* START Data entries *
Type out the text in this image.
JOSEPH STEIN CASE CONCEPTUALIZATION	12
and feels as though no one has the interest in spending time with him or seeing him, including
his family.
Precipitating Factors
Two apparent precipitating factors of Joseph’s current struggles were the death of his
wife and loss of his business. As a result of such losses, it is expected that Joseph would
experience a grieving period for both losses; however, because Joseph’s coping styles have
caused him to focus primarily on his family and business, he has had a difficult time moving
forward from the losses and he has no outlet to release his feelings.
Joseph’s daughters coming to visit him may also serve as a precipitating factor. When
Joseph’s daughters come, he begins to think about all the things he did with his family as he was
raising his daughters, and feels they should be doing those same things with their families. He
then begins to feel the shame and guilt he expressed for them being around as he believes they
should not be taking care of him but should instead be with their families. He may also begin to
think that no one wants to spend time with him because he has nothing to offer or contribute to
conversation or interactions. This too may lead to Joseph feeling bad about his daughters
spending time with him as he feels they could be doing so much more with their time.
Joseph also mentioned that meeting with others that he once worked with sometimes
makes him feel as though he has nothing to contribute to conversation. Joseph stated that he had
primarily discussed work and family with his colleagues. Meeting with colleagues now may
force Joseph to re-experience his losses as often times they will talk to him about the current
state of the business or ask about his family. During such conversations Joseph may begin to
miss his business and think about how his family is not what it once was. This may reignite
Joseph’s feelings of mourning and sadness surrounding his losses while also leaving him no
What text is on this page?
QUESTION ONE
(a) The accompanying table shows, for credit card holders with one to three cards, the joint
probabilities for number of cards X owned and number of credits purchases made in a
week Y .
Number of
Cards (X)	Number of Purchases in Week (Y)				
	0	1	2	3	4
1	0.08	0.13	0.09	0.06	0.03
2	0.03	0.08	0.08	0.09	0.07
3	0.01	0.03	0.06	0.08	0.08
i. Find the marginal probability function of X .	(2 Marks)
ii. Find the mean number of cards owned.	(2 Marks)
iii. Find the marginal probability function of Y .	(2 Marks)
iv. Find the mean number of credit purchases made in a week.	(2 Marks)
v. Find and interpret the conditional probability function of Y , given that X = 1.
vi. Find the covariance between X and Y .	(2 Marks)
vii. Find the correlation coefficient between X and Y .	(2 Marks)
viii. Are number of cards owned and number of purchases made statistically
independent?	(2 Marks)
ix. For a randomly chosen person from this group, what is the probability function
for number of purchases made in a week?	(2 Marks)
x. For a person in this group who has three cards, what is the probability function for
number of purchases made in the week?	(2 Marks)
* END Data entries *
- _Exercise directions_:
Return from the data every line that holds "daughters".

- _The response_:
Joseph’s daughters coming to visit him may also serve as a precipitating factor. When
Joseph’s daughters come, he begins to think about all the things he did with his family as he was
raising his daughters, and feels they should be doing those same things with their families. He
conversation or interactions. This too may lead to Joseph feeling bad about his daughters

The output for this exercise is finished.